▼

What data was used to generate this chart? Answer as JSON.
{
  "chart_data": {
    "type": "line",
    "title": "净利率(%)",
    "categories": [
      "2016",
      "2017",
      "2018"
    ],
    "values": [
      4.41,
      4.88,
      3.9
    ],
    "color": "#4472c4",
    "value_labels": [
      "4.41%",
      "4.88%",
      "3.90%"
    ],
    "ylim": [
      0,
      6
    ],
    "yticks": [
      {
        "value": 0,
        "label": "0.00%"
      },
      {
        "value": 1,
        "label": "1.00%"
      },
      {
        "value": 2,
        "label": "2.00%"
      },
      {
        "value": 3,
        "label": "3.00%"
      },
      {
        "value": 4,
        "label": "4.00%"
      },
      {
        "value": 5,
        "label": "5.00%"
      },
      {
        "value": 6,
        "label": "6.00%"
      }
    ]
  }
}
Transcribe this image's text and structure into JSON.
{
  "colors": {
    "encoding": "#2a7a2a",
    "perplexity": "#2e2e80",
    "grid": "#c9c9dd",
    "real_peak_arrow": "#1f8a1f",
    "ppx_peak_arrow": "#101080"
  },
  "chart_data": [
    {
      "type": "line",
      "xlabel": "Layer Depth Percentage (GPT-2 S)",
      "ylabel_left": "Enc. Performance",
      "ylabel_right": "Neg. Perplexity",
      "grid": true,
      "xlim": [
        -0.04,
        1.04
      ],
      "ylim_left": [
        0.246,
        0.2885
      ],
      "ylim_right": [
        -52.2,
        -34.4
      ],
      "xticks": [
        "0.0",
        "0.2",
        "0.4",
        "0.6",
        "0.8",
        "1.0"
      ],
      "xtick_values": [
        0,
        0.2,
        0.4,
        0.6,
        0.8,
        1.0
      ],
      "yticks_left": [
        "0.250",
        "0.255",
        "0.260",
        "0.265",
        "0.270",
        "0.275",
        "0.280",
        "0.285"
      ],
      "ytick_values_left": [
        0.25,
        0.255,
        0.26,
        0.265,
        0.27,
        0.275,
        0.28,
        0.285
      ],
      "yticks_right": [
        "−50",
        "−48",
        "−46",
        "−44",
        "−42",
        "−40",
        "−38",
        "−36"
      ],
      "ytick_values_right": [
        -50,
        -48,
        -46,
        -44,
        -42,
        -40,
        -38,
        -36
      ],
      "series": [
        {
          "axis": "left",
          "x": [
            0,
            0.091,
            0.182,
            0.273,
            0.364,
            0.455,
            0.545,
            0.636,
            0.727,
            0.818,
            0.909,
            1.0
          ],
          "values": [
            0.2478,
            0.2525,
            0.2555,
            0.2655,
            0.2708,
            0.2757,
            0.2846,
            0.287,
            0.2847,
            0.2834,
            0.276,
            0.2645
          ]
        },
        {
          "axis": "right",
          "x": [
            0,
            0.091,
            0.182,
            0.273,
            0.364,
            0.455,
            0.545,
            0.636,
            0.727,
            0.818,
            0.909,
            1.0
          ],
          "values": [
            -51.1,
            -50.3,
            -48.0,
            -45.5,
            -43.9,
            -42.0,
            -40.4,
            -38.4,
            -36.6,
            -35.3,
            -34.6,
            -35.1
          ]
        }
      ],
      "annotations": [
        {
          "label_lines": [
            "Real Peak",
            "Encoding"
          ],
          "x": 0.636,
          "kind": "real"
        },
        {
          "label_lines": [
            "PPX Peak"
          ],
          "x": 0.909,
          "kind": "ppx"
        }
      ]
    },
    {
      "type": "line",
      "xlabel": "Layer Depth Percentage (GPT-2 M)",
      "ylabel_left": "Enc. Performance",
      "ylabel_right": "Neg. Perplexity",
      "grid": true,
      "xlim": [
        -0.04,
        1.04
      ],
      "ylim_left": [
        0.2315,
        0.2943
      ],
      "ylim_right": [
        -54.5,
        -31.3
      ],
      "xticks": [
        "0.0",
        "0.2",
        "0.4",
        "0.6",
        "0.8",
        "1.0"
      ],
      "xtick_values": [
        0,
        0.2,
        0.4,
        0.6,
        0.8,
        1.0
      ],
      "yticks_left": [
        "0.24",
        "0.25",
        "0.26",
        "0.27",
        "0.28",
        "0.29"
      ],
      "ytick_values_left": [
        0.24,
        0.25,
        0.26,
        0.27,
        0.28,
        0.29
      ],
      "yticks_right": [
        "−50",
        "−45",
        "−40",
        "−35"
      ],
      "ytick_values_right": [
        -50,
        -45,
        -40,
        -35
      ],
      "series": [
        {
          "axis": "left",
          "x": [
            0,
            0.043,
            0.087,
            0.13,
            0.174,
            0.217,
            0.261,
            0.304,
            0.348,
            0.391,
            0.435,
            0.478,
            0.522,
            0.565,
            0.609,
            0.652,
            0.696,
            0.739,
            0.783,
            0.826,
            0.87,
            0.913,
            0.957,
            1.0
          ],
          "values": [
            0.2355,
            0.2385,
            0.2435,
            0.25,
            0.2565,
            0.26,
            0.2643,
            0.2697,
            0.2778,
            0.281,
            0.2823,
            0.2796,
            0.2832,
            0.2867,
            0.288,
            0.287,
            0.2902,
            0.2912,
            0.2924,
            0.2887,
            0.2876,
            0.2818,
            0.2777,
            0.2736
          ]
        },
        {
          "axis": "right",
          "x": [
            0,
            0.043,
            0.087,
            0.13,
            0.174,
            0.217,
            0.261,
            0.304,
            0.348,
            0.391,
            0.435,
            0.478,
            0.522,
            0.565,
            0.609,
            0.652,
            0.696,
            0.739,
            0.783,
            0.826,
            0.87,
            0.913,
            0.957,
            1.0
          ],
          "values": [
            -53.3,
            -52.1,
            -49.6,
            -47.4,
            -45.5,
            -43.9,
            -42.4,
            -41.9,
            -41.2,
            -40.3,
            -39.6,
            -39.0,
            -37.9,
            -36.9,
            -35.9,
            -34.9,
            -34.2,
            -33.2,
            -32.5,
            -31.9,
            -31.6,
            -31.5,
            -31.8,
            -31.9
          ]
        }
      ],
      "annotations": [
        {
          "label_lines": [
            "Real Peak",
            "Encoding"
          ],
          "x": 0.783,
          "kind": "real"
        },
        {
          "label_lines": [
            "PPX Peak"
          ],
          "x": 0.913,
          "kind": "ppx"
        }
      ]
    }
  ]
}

▲

REQUIREMENT -
Write out all records exactly, keeping every detail.

WRITTEN REPLY -
What data was used to generate this chart? Answer as JSON.
{
  "chart_data": {
    "type": "line",
    "title": "净利率(%)",
    "categories": [
      "2016",
      "2017",
      "2018"
    ],
    "values": [
      4.41,
      4.88,
      3.9
    ],
    "color": "#4472c4",
    "value_labels": [
      "4.41%",
      "4.88%",
      "3.90%"
    ],
    "ylim": [
      0,
      6
    ],
    "yticks": [
      {
        "value": 0,
        "label": "0.00%"
      },
      {
        "value": 1,
        "label": "1.00%"
      },
      {
        "value": 2,
        "label": "2.00%"
      },
      {
        "value": 3,
        "label": "3.00%"
      },
      {
        "value": 4,
        "label": "4.00%"
      },
      {
        "value": 5,
        "label": "5.00%"
      },
      {
        "value": 6,
        "label": "6.00%"
      }
    ]
  }
}
Transcribe this image's text and structure into JSON.
{
  "colors": {
    "encoding": "#2a7a2a",
    "perplexity": "#2e2e80",
    "grid": "#c9c9dd",
    "real_peak_arrow": "#1f8a1f",
    "ppx_peak_arrow": "#101080"
  },
  "chart_data": [
    {
      "type": "line",
      "xlabel": "Layer Depth Percentage (GPT-2 S)",
      "ylabel_left": "Enc. Performance",
      "ylabel_right": "Neg. Perplexity",
      "grid": true,
      "xlim": [
        -0.04,
        1.04
      ],
      "ylim_left": [
        0.246,
        0.2885
      ],
      "ylim_right": [
        -52.2,
        -34.4
      ],
      "xticks": [
        "0.0",
        "0.2",
        "0.4",
        "0.6",
        "0.8",
        "1.0"
      ],
      "xtick_values": [
        0,
        0.2,
        0.4,
        0.6,
        0.8,
        1.0
      ],
      "yticks_left": [
        "0.250",
        "0.255",
        "0.260",
        "0.265",
        "0.270",
        "0.275",
        "0.280",
        "0.285"
      ],
      "ytick_values_left": [
        0.25,
        0.255,
        0.26,
        0.265,
        0.27,
        0.275,
        0.28,
        0.285
      ],
      "yticks_right": [
        "−50",
        "−48",
        "−46",
        "−44",
        "−42",
        "−40",
        "−38",
        "−36"
      ],
      "ytick_values_right": [
        -50,
        -48,
        -46,
        -44,
        -42,
        -40,
        -38,
        -36
      ],
      "series": [
        {
          "axis": "left",
          "x": [
            0,
            0.091,
            0.182,
            0.273,
            0.364,
            0.455,
            0.545,
            0.636,
            0.727,
            0.818,
            0.909,
            1.0
          ],
          "values": [
            0.2478,
            0.2525,
            0.2555,
            0.2655,
            0.2708,
            0.2757,
            0.2846,
            0.287,
            0.2847,
            0.2834,
            0.276,
            0.2645
          ]
        },
        {
          "axis": "right",
          "x": [
            0,
            0.091,
            0.182,
            0.273,
            0.364,
            0.455,
            0.545,
            0.636,
            0.727,
            0.818,
            0.909,
            1.0
          ],
          "values": [
            -51.1,
            -50.3,
            -48.0,
            -45.5,
            -43.9,
            -42.0,
            -40.4,
            -38.4,
            -36.6,
            -35.3,
            -34.6,
            -35.1
          ]
        }
      ],
      "annotations": [
        {
          "label_lines": [
            "Real Peak",
            "Encoding"
          ],
          "x": 0.636,
          "kind": "real"
        },
        {
          "label_lines": [
            "PPX Peak"
          ],
          "x": 0.909,
          "kind": "ppx"
        }
      ]
    },
    {
      "type": "line",
      "xlabel": "Layer Depth Percentage (GPT-2 M)",
      "ylabel_left": "Enc. Performance",
      "ylabel_right": "Neg. Perplexity",
      "grid": true,
      "xlim": [
        -0.04,
        1.04
      ],
      "ylim_left": [
        0.2315,
        0.2943
      ],
      "ylim_right": [
        -54.5,
        -31.3
      ],
      "xticks": [
        "0.0",
        "0.2",
        "0.4",
        "0.6",
        "0.8",
        "1.0"
      ],
      "xtick_values": [
        0,
        0.2,
        0.4,
        0.6,
        0.8,
        1.0
      ],
      "yticks_left": [
        "0.24",
        "0.25",
        "0.26",
        "0.27",
        "0.28",
        "0.29"
      ],
      "ytick_values_left": [
        0.24,
        0.25,
        0.26,
        0.27,
        0.28,
        0.29
      ],
      "yticks_right": [
        "−50",
        "−45",
        "−40",
        "−35"
      ],
      "ytick_values_right": [
        -50,
        -45,
        -40,
        -35
      ],
      "series": [
        {
          "axis": "left",
          "x": [
            0,
            0.043,
            0.087,
            0.13,
            0.174,
            0.217,
            0.261,
            0.304,
            0.348,
            0.391,
            0.435,
            0.478,
            0.522,
            0.565,
            0.609,
            0.652,
            0.696,
            0.739,
            0.783,
            0.826,
            0.87,
            0.913,
            0.957,
            1.0
          ],
          "values": [
            0.2355,
            0.2385,
            0.2435,
            0.25,
            0.2565,
            0.26,
            0.2643,
            0.2697,
            0.2778,
            0.281,
            0.2823,
            0.2796,
            0.2832,
            0.2867,
            0.288,
            0.287,
            0.2902,
            0.2912,
            0.2924,
            0.2887,
            0.2876,
            0.2818,
            0.2777,
            0.2736
          ]
        },
        {
          "axis": "right",
          "x": [
            0,
            0.043,
            0.087,
            0.13,
            0.174,
            0.217,
            0.261,
            0.304,
            0.348,
            0.391,
            0.435,
            0.478,
            0.522,
            0.565,
            0.609,
            0.652,
            0.696,
            0.739,
            0.783,
            0.826,
            0.87,
            0.913,
            0.957,
            1.0
          ],
          "values": [
            -53.3,
            -52.1,
            -49.6,
            -47.4,
            -45.5,
            -43.9,
            -42.4,
            -41.9,
            -41.2,
            -40.3,
            -39.6,
            -39.0,
            -37.9,
            -36.9,
            -35.9,
            -34.9,
            -34.2,
            -33.2,
            -32.5,
            -31.9,
            -31.6,
            -31.5,
            -31.8,
            -31.9
          ]
        }
      ],
      "annotations": [
        {
          "label_lines": [
            "Real Peak",
            "Encoding"
          ],
          "x": 0.783,
          "kind": "real"
        },
        {
          "label_lines": [
            "PPX Peak"
          ],
          "x": 0.913,
          "kind": "ppx"
        }
      ]
    }
  ]
}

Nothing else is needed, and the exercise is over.